*Task to carry out:*
Copy every record below exactly.
>> begin
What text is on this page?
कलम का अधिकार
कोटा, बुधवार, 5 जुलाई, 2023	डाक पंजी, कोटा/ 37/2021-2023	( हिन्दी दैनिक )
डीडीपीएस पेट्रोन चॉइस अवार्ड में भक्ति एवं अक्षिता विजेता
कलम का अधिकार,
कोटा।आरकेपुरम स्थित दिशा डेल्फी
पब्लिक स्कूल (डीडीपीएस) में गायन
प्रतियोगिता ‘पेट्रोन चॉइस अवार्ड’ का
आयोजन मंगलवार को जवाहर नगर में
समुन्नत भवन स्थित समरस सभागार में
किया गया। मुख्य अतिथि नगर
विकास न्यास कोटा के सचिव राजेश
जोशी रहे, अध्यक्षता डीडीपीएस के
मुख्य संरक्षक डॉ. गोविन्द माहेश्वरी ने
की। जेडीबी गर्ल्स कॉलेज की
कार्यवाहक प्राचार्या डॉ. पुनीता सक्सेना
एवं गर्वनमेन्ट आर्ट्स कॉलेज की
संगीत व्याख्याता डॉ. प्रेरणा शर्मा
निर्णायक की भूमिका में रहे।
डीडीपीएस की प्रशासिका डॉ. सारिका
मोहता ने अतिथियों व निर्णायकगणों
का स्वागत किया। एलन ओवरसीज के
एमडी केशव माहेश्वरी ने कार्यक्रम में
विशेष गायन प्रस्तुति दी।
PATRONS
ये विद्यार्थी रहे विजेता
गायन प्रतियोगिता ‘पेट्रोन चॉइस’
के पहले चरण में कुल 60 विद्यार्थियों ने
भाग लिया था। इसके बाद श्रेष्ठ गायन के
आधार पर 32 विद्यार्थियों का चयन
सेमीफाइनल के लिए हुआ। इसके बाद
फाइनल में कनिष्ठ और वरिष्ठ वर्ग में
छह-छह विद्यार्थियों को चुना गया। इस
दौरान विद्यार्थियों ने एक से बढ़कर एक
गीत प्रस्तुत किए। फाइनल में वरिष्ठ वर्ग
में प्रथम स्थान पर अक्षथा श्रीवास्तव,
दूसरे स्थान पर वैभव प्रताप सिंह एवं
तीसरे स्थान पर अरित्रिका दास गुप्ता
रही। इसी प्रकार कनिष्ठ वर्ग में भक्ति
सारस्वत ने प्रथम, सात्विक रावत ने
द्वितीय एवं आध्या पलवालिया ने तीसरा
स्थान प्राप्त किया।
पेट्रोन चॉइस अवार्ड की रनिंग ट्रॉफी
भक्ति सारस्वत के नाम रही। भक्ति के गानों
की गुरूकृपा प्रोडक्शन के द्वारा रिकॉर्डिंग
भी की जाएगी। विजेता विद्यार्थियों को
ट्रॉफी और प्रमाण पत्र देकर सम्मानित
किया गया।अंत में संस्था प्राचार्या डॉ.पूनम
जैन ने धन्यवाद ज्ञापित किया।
>> end
*Answer for the task:*
What text is on this page?
कलम का अधिकार
कोटा, बुधवार, 5 जुलाई, 2023	डाक पंजी, कोटा/ 37/2021-2023	( हिन्दी दैनिक )
डीडीपीएस पेट्रोन चॉइस अवार्ड में भक्ति एवं अक्षिता विजेता
कलम का अधिकार,
कोटा।आरकेपुरम स्थित दिशा डेल्फी
पब्लिक स्कूल (डीडीपीएस) में गायन
प्रतियोगिता ‘पेट्रोन चॉइस अवार्ड’ का
आयोजन मंगलवार को जवाहर नगर में
समुन्नत भवन स्थित समरस सभागार में
किया गया। मुख्य अतिथि नगर
विकास न्यास कोटा के सचिव राजेश
जोशी रहे, अध्यक्षता डीडीपीएस के
मुख्य संरक्षक डॉ. गोविन्द माहेश्वरी ने
की। जेडीबी गर्ल्स कॉलेज की
कार्यवाहक प्राचार्या डॉ. पुनीता सक्सेना
एवं गर्वनमेन्ट आर्ट्स कॉलेज की
संगीत व्याख्याता डॉ. प्रेरणा शर्मा
निर्णायक की भूमिका में रहे।
डीडीपीएस की प्रशासिका डॉ. सारिका
मोहता ने अतिथियों व निर्णायकगणों
का स्वागत किया। एलन ओवरसीज के
एमडी केशव माहेश्वरी ने कार्यक्रम में
विशेष गायन प्रस्तुति दी।
PATRONS
ये विद्यार्थी रहे विजेता
गायन प्रतियोगिता ‘पेट्रोन चॉइस’
के पहले चरण में कुल 60 विद्यार्थियों ने
भाग लिया था। इसके बाद श्रेष्ठ गायन के
आधार पर 32 विद्यार्थियों का चयन
सेमीफाइनल के लिए हुआ। इसके बाद
फाइनल में कनिष्ठ और वरिष्ठ वर्ग में
छह-छह विद्यार्थियों को चुना गया। इस
दौरान विद्यार्थियों ने एक से बढ़कर एक
गीत प्रस्तुत किए। फाइनल में वरिष्ठ वर्ग
में प्रथम स्थान पर अक्षथा श्रीवास्तव,
दूसरे स्थान पर वैभव प्रताप सिंह एवं
तीसरे स्थान पर अरित्रिका दास गुप्ता
रही। इसी प्रकार कनिष्ठ वर्ग में भक्ति
सारस्वत ने प्रथम, सात्विक रावत ने
द्वितीय एवं आध्या पलवालिया ने तीसरा
स्थान प्राप्त किया।
पेट्रोन चॉइस अवार्ड की रनिंग ट्रॉफी
भक्ति सारस्वत के नाम रही। भक्ति के गानों
की गुरूकृपा प्रोडक्शन के द्वारा रिकॉर्डिंग
भी की जाएगी। विजेता विद्यार्थियों को
ट्रॉफी और प्रमाण पत्र देकर सम्मानित
किया गया।अंत में संस्था प्राचार्या डॉ.पूनम
जैन ने धन्यवाद ज्ञापित किया।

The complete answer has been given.